_Required work_. Transcribe the material exactly. Images do not belong in the copy.

Source data:
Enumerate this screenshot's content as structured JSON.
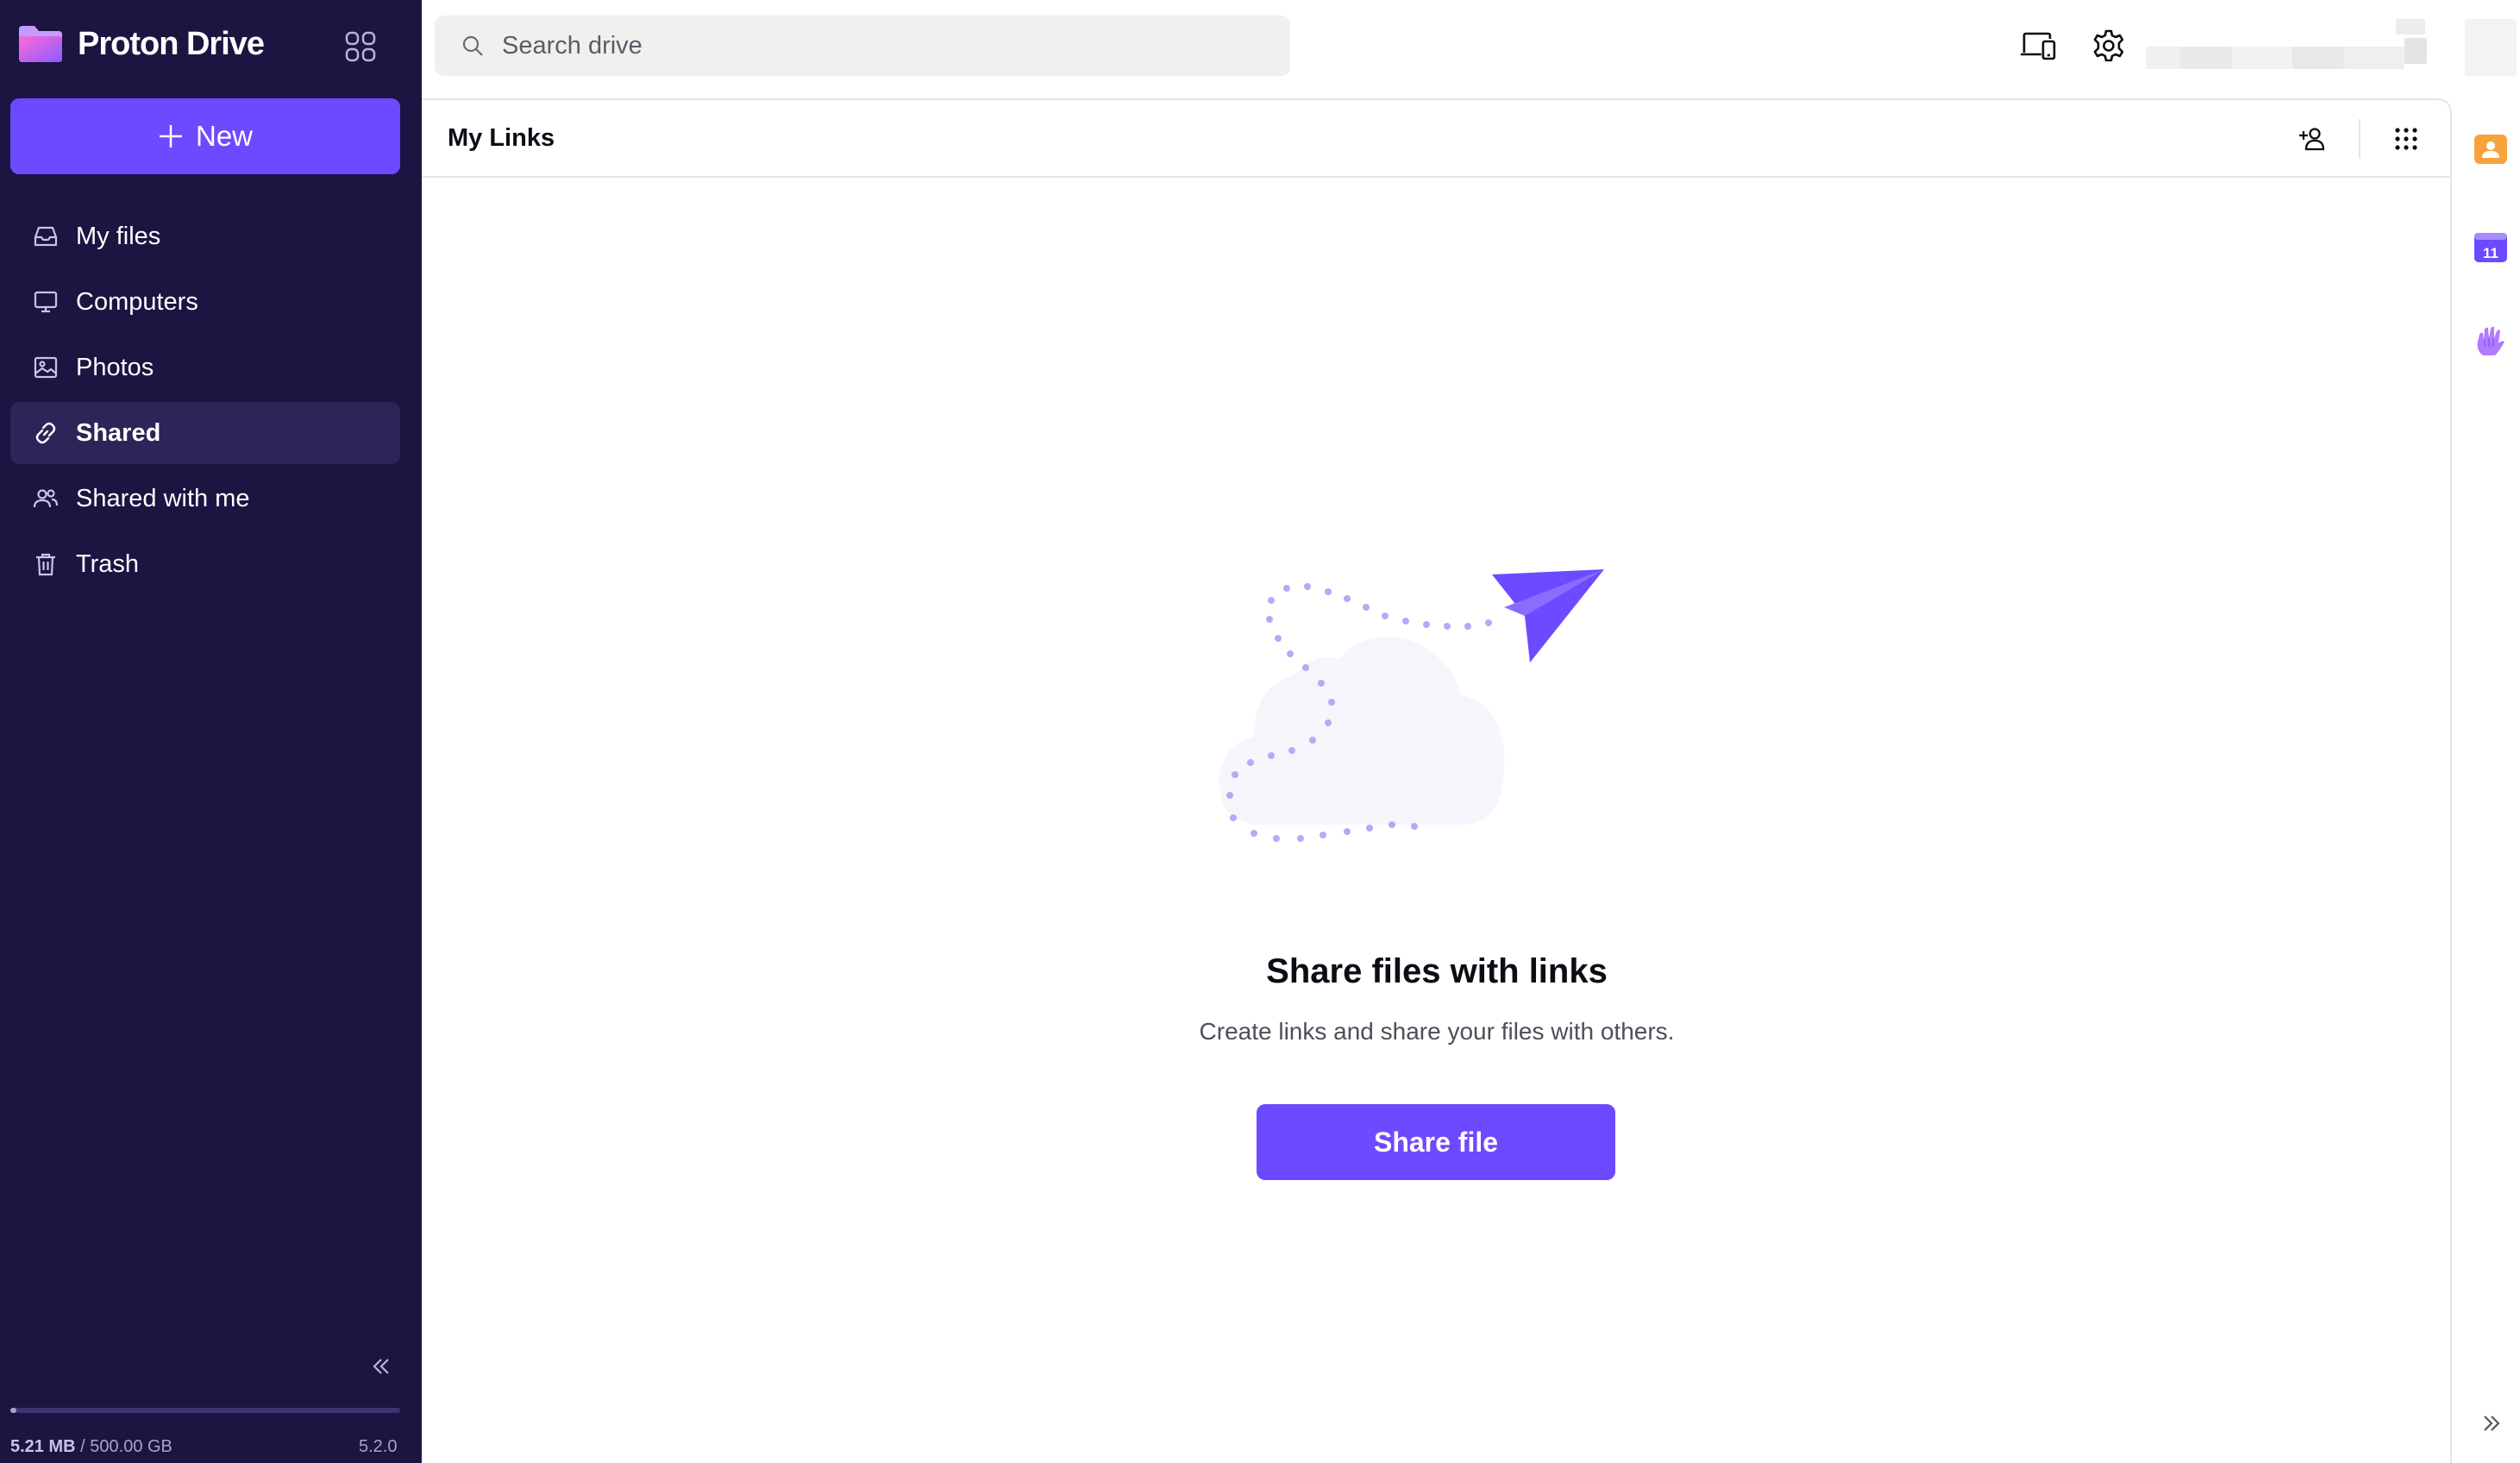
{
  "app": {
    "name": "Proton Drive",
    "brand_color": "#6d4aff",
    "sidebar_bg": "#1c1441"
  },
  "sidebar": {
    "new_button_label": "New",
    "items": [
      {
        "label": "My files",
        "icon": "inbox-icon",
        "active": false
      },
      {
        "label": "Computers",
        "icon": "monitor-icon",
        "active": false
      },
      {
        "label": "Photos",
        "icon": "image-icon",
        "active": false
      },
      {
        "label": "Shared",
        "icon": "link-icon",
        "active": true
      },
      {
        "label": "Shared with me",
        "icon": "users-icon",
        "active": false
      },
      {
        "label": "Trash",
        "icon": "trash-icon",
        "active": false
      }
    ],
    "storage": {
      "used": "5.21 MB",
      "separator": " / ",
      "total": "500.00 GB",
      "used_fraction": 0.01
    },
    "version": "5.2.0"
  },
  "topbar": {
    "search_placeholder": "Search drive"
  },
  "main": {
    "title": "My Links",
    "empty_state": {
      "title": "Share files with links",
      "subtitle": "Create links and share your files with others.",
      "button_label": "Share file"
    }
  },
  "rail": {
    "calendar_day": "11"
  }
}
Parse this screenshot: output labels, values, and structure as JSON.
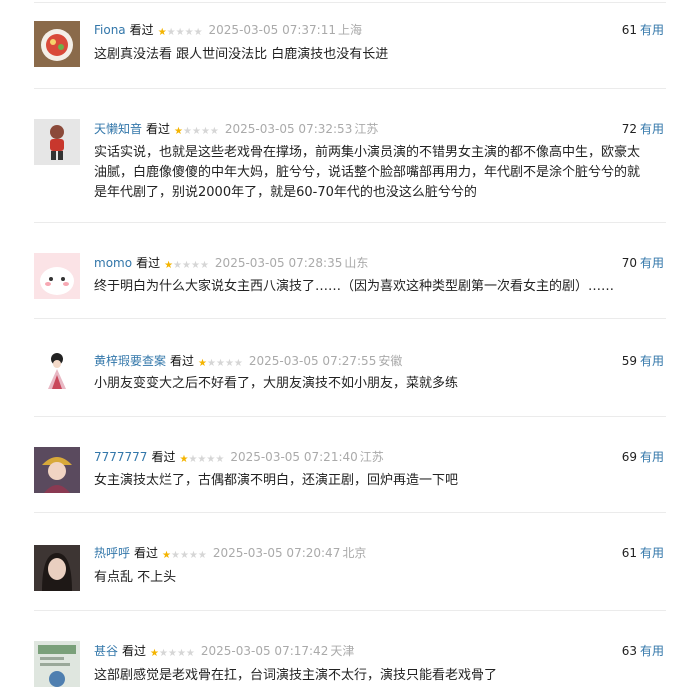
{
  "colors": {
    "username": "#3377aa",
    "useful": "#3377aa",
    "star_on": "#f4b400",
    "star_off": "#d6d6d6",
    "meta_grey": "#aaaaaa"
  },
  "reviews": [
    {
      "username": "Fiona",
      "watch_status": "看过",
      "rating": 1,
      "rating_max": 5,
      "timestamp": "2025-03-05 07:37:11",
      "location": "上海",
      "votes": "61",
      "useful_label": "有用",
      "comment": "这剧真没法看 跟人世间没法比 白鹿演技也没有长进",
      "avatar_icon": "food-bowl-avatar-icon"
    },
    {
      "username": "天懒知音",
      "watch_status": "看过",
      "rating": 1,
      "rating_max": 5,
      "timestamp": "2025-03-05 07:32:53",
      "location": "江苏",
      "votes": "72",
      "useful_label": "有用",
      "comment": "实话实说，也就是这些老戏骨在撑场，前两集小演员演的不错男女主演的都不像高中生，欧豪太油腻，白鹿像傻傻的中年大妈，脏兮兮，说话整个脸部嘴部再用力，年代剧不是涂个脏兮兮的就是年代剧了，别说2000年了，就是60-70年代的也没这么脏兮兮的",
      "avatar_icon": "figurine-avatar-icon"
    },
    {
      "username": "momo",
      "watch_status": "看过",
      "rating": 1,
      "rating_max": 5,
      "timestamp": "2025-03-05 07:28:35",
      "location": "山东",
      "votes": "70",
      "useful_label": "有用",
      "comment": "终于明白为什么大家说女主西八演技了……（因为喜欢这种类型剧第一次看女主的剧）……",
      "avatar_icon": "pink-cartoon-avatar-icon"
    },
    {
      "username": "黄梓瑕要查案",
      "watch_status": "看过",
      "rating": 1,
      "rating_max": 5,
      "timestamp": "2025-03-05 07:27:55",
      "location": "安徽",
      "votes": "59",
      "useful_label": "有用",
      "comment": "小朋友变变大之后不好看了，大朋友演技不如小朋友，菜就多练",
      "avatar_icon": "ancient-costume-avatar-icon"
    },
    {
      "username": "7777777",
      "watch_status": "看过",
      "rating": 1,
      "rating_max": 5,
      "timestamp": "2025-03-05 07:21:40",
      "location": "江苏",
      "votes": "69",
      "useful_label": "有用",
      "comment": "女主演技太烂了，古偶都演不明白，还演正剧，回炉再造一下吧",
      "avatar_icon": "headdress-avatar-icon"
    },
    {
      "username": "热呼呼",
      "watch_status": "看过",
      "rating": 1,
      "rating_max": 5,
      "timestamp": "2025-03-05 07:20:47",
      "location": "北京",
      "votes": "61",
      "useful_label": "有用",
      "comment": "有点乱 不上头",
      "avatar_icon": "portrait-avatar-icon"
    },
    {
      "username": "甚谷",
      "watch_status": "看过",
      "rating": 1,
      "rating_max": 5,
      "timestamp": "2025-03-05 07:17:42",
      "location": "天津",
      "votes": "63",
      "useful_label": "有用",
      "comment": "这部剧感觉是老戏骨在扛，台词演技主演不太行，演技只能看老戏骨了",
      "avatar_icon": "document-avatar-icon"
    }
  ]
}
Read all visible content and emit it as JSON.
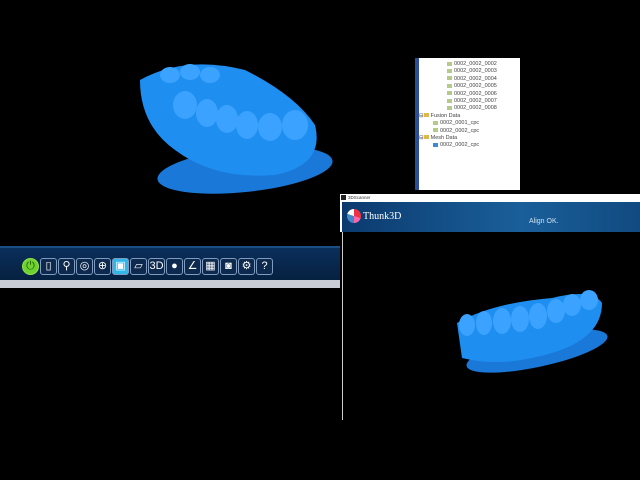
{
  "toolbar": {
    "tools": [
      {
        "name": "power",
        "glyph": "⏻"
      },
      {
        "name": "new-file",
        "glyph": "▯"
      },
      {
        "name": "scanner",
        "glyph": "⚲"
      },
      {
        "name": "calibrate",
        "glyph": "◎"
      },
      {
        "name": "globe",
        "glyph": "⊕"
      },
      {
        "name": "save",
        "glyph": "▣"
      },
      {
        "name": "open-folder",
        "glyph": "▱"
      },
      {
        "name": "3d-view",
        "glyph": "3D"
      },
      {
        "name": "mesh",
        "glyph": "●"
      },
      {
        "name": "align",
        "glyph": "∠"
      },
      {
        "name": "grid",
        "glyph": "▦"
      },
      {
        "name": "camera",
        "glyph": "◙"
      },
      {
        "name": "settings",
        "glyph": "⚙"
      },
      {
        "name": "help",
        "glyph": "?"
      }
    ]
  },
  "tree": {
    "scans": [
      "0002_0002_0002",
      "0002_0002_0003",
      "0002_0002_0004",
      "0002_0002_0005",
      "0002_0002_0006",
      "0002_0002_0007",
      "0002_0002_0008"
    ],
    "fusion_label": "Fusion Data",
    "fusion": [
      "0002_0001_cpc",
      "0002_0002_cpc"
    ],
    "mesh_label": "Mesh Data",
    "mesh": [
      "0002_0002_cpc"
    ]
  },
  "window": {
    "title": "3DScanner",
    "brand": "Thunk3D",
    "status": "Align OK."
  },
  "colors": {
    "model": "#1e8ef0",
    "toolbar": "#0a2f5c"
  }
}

_Expected output_.
Enumerate this screenshot's content as structured JSON.
{
  "app": {
    "name": "Proton Drive",
    "brand_color": "#6d4aff",
    "sidebar_bg": "#1c1441"
  },
  "sidebar": {
    "new_button_label": "New",
    "items": [
      {
        "label": "My files",
        "icon": "inbox-icon",
        "active": false
      },
      {
        "label": "Computers",
        "icon": "monitor-icon",
        "active": false
      },
      {
        "label": "Photos",
        "icon": "image-icon",
        "active": false
      },
      {
        "label": "Shared",
        "icon": "link-icon",
        "active": true
      },
      {
        "label": "Shared with me",
        "icon": "users-icon",
        "active": false
      },
      {
        "label": "Trash",
        "icon": "trash-icon",
        "active": false
      }
    ],
    "storage": {
      "used": "5.21 MB",
      "separator": " / ",
      "total": "500.00 GB",
      "used_fraction": 0.01
    },
    "version": "5.2.0"
  },
  "topbar": {
    "search_placeholder": "Search drive"
  },
  "main": {
    "title": "My Links",
    "empty_state": {
      "title": "Share files with links",
      "subtitle": "Create links and share your files with others.",
      "button_label": "Share file"
    }
  },
  "rail": {
    "calendar_day": "11"
  }
}
Parse this screenshot: output labels, values, and structure as JSON.
{
  "colors": {
    "username": "#3377aa",
    "useful": "#3377aa",
    "star_on": "#f4b400",
    "star_off": "#d6d6d6",
    "meta_grey": "#aaaaaa"
  },
  "reviews": [
    {
      "username": "Fiona",
      "watch_status": "看过",
      "rating": 1,
      "rating_max": 5,
      "timestamp": "2025-03-05 07:37:11",
      "location": "上海",
      "votes": "61",
      "useful_label": "有用",
      "comment": "这剧真没法看 跟人世间没法比 白鹿演技也没有长进",
      "avatar_icon": "food-bowl-avatar-icon"
    },
    {
      "username": "天懒知音",
      "watch_status": "看过",
      "rating": 1,
      "rating_max": 5,
      "timestamp": "2025-03-05 07:32:53",
      "location": "江苏",
      "votes": "72",
      "useful_label": "有用",
      "comment": "实话实说，也就是这些老戏骨在撑场，前两集小演员演的不错男女主演的都不像高中生，欧豪太油腻，白鹿像傻傻的中年大妈，脏兮兮，说话整个脸部嘴部再用力，年代剧不是涂个脏兮兮的就是年代剧了，别说2000年了，就是60-70年代的也没这么脏兮兮的",
      "avatar_icon": "figurine-avatar-icon"
    },
    {
      "username": "momo",
      "watch_status": "看过",
      "rating": 1,
      "rating_max": 5,
      "timestamp": "2025-03-05 07:28:35",
      "location": "山东",
      "votes": "70",
      "useful_label": "有用",
      "comment": "终于明白为什么大家说女主西八演技了……（因为喜欢这种类型剧第一次看女主的剧）……",
      "avatar_icon": "pink-cartoon-avatar-icon"
    },
    {
      "username": "黄梓瑕要查案",
      "watch_status": "看过",
      "rating": 1,
      "rating_max": 5,
      "timestamp": "2025-03-05 07:27:55",
      "location": "安徽",
      "votes": "59",
      "useful_label": "有用",
      "comment": "小朋友变变大之后不好看了，大朋友演技不如小朋友，菜就多练",
      "avatar_icon": "ancient-costume-avatar-icon"
    },
    {
      "username": "7777777",
      "watch_status": "看过",
      "rating": 1,
      "rating_max": 5,
      "timestamp": "2025-03-05 07:21:40",
      "location": "江苏",
      "votes": "69",
      "useful_label": "有用",
      "comment": "女主演技太烂了，古偶都演不明白，还演正剧，回炉再造一下吧",
      "avatar_icon": "headdress-avatar-icon"
    },
    {
      "username": "热呼呼",
      "watch_status": "看过",
      "rating": 1,
      "rating_max": 5,
      "timestamp": "2025-03-05 07:20:47",
      "location": "北京",
      "votes": "61",
      "useful_label": "有用",
      "comment": "有点乱 不上头",
      "avatar_icon": "portrait-avatar-icon"
    },
    {
      "username": "甚谷",
      "watch_status": "看过",
      "rating": 1,
      "rating_max": 5,
      "timestamp": "2025-03-05 07:17:42",
      "location": "天津",
      "votes": "63",
      "useful_label": "有用",
      "comment": "这部剧感觉是老戏骨在扛，台词演技主演不太行，演技只能看老戏骨了",
      "avatar_icon": "document-avatar-icon"
    }
  ]
}
Read all visible content and emit it as JSON.
{
  "toolbar": {
    "tools": [
      {
        "name": "power",
        "glyph": "⏻"
      },
      {
        "name": "new-file",
        "glyph": "▯"
      },
      {
        "name": "scanner",
        "glyph": "⚲"
      },
      {
        "name": "calibrate",
        "glyph": "◎"
      },
      {
        "name": "globe",
        "glyph": "⊕"
      },
      {
        "name": "save",
        "glyph": "▣"
      },
      {
        "name": "open-folder",
        "glyph": "▱"
      },
      {
        "name": "3d-view",
        "glyph": "3D"
      },
      {
        "name": "mesh",
        "glyph": "●"
      },
      {
        "name": "align",
        "glyph": "∠"
      },
      {
        "name": "grid",
        "glyph": "▦"
      },
      {
        "name": "camera",
        "glyph": "◙"
      },
      {
        "name": "settings",
        "glyph": "⚙"
      },
      {
        "name": "help",
        "glyph": "?"
      }
    ]
  },
  "tree": {
    "scans": [
      "0002_0002_0002",
      "0002_0002_0003",
      "0002_0002_0004",
      "0002_0002_0005",
      "0002_0002_0006",
      "0002_0002_0007",
      "0002_0002_0008"
    ],
    "fusion_label": "Fusion Data",
    "fusion": [
      "0002_0001_cpc",
      "0002_0002_cpc"
    ],
    "mesh_label": "Mesh Data",
    "mesh": [
      "0002_0002_cpc"
    ]
  },
  "window": {
    "title": "3DScanner",
    "brand": "Thunk3D",
    "status": "Align OK."
  },
  "colors": {
    "model": "#1e8ef0",
    "toolbar": "#0a2f5c"
  }
}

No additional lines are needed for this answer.